Trecho do texto
■ ■ ■ ■ ■ ■ ■

Uma potência de vida
Viagem com Thiago de Mello à Freguesia do Andirá em Barreirinha, Amazonas, em dezembro de 1997 (Foto: Alberto César Araújo/Amazônia Real)
Evidentemente, a compreensão do mundo, na obra de Thiago, também abrange sua trajetória formativa pelo mundo, pelo debate acadêmico e político, pelas amizades duradouras, pela maturidade. De sua formação acadêmica na Faculdade de Medicina e Filosofia do Rio de Janeiro (1942) a passagens pela Bolívia (1958), Chile (1959, como adido cultural); do exílio político na Alemanha (1974) à experiência em França e Portugal (1975); à vida no seu berço amazônico original na Freguesia do Andirá ou Barreirinha (na famosa casa projetada por Lúcio Costa), com os colegas poetas no Clube da Madrugada, na Zona Franca de Manaus. Tudo no fio biográfico de Thiago de Mello converge para uma única visão do mundo: a da emancipação plena do homem, como ele cantou num dos seus poemas mais festejados, “Os Estatutos do Homem”, dedicados a Carlos Heitor Cony:
“Fica proibido o uso da palavra liberdade,
a qual será suprimida dos dicionários
e do pântano enganoso das bocas.
A partir deste instante
a liberdade será algo vivo e transparente
como um fogo ou um rio,
e a sua morada será sempre
o coração do homem”
Painel com o verso de Thiago de Mello na entrada do Pavilhão Matarazzo na 34ª Bienal de São Paulo (Foto: Amazônia Real)

■ ■ ■ ■ ■ ■ ■

Sua tarefa
No texto sobre Thiago de Mello, copie o trecho que começa nas palavras "Uma potência de" e vai até "César Araújo/Amazônia Real)", trocando "Thiago de Mello" por "Thiago".

[Registros do conjunto de dados]
■ ■ ■ ■ ■ ■ ■

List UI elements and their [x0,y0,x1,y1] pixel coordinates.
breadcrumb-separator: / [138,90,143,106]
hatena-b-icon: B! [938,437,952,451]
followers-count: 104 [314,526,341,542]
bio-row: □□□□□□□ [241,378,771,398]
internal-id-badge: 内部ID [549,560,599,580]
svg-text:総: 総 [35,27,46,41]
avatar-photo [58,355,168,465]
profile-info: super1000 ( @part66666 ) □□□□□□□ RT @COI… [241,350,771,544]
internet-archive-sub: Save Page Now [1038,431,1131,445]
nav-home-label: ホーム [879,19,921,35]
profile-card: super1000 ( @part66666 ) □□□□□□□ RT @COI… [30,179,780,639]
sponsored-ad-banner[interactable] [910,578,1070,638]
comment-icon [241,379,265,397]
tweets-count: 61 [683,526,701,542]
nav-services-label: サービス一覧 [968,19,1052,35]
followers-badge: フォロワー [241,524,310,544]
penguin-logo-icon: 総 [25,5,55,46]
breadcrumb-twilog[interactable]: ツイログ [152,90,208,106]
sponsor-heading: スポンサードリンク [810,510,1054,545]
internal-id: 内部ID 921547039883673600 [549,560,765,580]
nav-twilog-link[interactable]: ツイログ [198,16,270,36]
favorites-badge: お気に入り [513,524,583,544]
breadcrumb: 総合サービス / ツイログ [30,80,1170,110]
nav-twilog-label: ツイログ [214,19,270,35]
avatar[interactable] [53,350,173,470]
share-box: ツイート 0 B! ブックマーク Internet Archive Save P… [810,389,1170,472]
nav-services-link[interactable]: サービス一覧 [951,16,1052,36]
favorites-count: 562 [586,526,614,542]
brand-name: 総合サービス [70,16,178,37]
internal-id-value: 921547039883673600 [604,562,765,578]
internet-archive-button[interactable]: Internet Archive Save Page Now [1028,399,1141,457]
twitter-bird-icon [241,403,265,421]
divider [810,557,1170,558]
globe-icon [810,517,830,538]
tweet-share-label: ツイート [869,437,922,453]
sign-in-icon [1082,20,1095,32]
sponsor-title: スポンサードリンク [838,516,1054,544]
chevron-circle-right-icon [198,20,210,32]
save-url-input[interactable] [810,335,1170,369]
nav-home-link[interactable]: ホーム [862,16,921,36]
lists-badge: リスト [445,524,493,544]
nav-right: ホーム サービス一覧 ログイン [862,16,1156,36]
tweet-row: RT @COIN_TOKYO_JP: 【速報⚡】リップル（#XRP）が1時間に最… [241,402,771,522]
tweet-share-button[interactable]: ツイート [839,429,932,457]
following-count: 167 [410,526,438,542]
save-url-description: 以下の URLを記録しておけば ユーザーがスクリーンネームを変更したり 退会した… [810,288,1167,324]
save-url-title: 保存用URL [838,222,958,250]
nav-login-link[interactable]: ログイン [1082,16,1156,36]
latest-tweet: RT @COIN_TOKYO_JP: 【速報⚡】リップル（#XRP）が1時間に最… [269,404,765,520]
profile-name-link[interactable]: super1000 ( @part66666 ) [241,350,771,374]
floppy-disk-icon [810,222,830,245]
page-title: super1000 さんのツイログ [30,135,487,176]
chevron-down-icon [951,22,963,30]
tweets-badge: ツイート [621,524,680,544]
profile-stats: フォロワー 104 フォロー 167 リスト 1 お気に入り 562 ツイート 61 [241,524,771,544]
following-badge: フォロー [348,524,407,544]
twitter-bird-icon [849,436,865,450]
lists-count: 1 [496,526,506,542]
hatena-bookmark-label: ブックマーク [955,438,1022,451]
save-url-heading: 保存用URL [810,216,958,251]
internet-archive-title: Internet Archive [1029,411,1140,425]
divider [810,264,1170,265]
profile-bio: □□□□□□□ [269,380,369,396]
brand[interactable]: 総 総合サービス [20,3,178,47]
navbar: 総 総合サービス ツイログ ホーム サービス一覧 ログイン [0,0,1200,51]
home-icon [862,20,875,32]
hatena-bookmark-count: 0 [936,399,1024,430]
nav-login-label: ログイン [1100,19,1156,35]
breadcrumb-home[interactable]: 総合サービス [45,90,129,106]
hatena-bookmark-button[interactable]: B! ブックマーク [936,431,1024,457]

■ ■ ■ ■ ■ ■ ■

Resposta do exercício
Uma potência de vida
Viagem com Thiago à Freguesia do Andirá em Barreirinha, Amazonas, em dezembro de 1997 (Foto: Alberto César Araújo/Amazônia Real)